======== RECORDS FOR THIS EXERCISE

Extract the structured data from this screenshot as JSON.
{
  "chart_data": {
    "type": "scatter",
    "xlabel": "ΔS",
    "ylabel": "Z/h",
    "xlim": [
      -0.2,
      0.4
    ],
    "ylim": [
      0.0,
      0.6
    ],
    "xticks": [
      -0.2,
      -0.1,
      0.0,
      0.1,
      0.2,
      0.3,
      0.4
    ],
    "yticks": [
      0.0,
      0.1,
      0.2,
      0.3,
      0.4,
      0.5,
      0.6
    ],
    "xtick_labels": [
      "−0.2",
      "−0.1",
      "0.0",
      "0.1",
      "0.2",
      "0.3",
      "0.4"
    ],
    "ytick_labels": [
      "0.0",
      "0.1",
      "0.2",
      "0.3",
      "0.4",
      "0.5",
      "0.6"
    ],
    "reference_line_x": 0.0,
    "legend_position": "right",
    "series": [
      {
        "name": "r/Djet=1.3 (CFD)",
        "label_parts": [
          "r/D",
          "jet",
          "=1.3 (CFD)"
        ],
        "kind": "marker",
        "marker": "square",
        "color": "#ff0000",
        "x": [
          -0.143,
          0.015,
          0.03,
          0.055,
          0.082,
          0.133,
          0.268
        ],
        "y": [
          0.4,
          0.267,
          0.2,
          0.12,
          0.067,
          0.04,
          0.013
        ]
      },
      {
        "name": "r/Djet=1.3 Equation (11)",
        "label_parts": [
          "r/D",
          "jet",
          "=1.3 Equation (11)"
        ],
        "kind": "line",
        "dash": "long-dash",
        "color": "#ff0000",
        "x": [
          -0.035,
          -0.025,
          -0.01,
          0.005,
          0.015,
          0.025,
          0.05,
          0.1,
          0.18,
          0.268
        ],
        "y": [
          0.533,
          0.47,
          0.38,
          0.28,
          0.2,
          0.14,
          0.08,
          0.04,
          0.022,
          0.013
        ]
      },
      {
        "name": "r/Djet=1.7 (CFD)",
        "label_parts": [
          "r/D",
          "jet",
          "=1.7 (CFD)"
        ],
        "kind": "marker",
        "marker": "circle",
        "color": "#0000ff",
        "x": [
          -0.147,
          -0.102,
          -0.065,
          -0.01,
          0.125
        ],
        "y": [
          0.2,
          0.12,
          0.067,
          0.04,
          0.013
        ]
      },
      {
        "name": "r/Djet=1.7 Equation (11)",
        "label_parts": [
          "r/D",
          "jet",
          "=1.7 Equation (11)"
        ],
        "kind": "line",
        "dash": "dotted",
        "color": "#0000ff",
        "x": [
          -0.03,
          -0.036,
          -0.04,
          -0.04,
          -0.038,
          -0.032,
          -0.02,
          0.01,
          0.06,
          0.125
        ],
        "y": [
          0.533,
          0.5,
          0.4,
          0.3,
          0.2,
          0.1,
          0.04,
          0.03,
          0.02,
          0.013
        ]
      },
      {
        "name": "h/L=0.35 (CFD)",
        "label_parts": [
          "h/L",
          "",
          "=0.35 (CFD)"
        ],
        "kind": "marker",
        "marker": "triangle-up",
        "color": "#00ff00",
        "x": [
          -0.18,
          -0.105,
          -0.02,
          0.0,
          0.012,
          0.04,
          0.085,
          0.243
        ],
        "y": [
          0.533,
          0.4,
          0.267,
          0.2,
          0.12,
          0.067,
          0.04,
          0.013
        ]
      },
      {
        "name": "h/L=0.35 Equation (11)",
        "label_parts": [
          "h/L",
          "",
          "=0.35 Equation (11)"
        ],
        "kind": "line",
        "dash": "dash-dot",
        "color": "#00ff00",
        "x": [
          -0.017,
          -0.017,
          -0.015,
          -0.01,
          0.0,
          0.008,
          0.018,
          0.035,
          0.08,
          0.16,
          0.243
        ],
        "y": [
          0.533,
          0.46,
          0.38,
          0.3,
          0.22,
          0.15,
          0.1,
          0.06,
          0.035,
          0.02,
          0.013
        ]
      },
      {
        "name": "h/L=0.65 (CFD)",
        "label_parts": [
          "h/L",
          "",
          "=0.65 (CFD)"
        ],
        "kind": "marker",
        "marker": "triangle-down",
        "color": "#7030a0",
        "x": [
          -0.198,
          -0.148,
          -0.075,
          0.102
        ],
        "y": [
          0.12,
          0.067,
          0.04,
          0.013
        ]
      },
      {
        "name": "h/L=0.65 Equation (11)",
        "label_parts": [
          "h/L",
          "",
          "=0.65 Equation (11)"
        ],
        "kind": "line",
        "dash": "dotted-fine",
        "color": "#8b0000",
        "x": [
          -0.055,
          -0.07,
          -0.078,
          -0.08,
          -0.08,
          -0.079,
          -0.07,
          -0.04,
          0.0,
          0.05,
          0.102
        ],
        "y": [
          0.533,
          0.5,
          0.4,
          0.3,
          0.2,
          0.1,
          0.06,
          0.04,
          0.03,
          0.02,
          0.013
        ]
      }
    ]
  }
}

================

§ EXERCISE GOAL: Send back every record, precisely as written.

§ SOLVED EXERCISE:
Extract the structured data from this screenshot as JSON.
{
  "chart_data": {
    "type": "scatter",
    "xlabel": "ΔS",
    "ylabel": "Z/h",
    "xlim": [
      -0.2,
      0.4
    ],
    "ylim": [
      0.0,
      0.6
    ],
    "xticks": [
      -0.2,
      -0.1,
      0.0,
      0.1,
      0.2,
      0.3,
      0.4
    ],
    "yticks": [
      0.0,
      0.1,
      0.2,
      0.3,
      0.4,
      0.5,
      0.6
    ],
    "xtick_labels": [
      "−0.2",
      "−0.1",
      "0.0",
      "0.1",
      "0.2",
      "0.3",
      "0.4"
    ],
    "ytick_labels": [
      "0.0",
      "0.1",
      "0.2",
      "0.3",
      "0.4",
      "0.5",
      "0.6"
    ],
    "reference_line_x": 0.0,
    "legend_position": "right",
    "series": [
      {
        "name": "r/Djet=1.3 (CFD)",
        "label_parts": [
          "r/D",
          "jet",
          "=1.3 (CFD)"
        ],
        "kind": "marker",
        "marker": "square",
        "color": "#ff0000",
        "x": [
          -0.143,
          0.015,
          0.03,
          0.055,
          0.082,
          0.133,
          0.268
        ],
        "y": [
          0.4,
          0.267,
          0.2,
          0.12,
          0.067,
          0.04,
          0.013
        ]
      },
      {
        "name": "r/Djet=1.3 Equation (11)",
        "label_parts": [
          "r/D",
          "jet",
          "=1.3 Equation (11)"
        ],
        "kind": "line",
        "dash": "long-dash",
        "color": "#ff0000",
        "x": [
          -0.035,
          -0.025,
          -0.01,
          0.005,
          0.015,
          0.025,
          0.05,
          0.1,
          0.18,
          0.268
        ],
        "y": [
          0.533,
          0.47,
          0.38,
          0.28,
          0.2,
          0.14,
          0.08,
          0.04,
          0.022,
          0.013
        ]
      },
      {
        "name": "r/Djet=1.7 (CFD)",
        "label_parts": [
          "r/D",
          "jet",
          "=1.7 (CFD)"
        ],
        "kind": "marker",
        "marker": "circle",
        "color": "#0000ff",
        "x": [
          -0.147,
          -0.102,
          -0.065,
          -0.01,
          0.125
        ],
        "y": [
          0.2,
          0.12,
          0.067,
          0.04,
          0.013
        ]
      },
      {
        "name": "r/Djet=1.7 Equation (11)",
        "label_parts": [
          "r/D",
          "jet",
          "=1.7 Equation (11)"
        ],
        "kind": "line",
        "dash": "dotted",
        "color": "#0000ff",
        "x": [
          -0.03,
          -0.036,
          -0.04,
          -0.04,
          -0.038,
          -0.032,
          -0.02,
          0.01,
          0.06,
          0.125
        ],
        "y": [
          0.533,
          0.5,
          0.4,
          0.3,
          0.2,
          0.1,
          0.04,
          0.03,
          0.02,
          0.013
        ]
      },
      {
        "name": "h/L=0.35 (CFD)",
        "label_parts": [
          "h/L",
          "",
          "=0.35 (CFD)"
        ],
        "kind": "marker",
        "marker": "triangle-up",
        "color": "#00ff00",
        "x": [
          -0.18,
          -0.105,
          -0.02,
          0.0,
          0.012,
          0.04,
          0.085,
          0.243
        ],
        "y": [
          0.533,
          0.4,
          0.267,
          0.2,
          0.12,
          0.067,
          0.04,
          0.013
        ]
      },
      {
        "name": "h/L=0.35 Equation (11)",
        "label_parts": [
          "h/L",
          "",
          "=0.35 Equation (11)"
        ],
        "kind": "line",
        "dash": "dash-dot",
        "color": "#00ff00",
        "x": [
          -0.017,
          -0.017,
          -0.015,
          -0.01,
          0.0,
          0.008,
          0.018,
          0.035,
          0.08,
          0.16,
          0.243
        ],
        "y": [
          0.533,
          0.46,
          0.38,
          0.3,
          0.22,
          0.15,
          0.1,
          0.06,
          0.035,
          0.02,
          0.013
        ]
      },
      {
        "name": "h/L=0.65 (CFD)",
        "label_parts": [
          "h/L",
          "",
          "=0.65 (CFD)"
        ],
        "kind": "marker",
        "marker": "triangle-down",
        "color": "#7030a0",
        "x": [
          -0.198,
          -0.148,
          -0.075,
          0.102
        ],
        "y": [
          0.12,
          0.067,
          0.04,
          0.013
        ]
      },
      {
        "name": "h/L=0.65 Equation (11)",
        "label_parts": [
          "h/L",
          "",
          "=0.65 Equation (11)"
        ],
        "kind": "line",
        "dash": "dotted-fine",
        "color": "#8b0000",
        "x": [
          -0.055,
          -0.07,
          -0.078,
          -0.08,
          -0.08,
          -0.079,
          -0.07,
          -0.04,
          0.0,
          0.05,
          0.102
        ],
        "y": [
          0.533,
          0.5,
          0.4,
          0.3,
          0.2,
          0.1,
          0.06,
          0.04,
          0.03,
          0.02,
          0.013
        ]
      }
    ]
  }
}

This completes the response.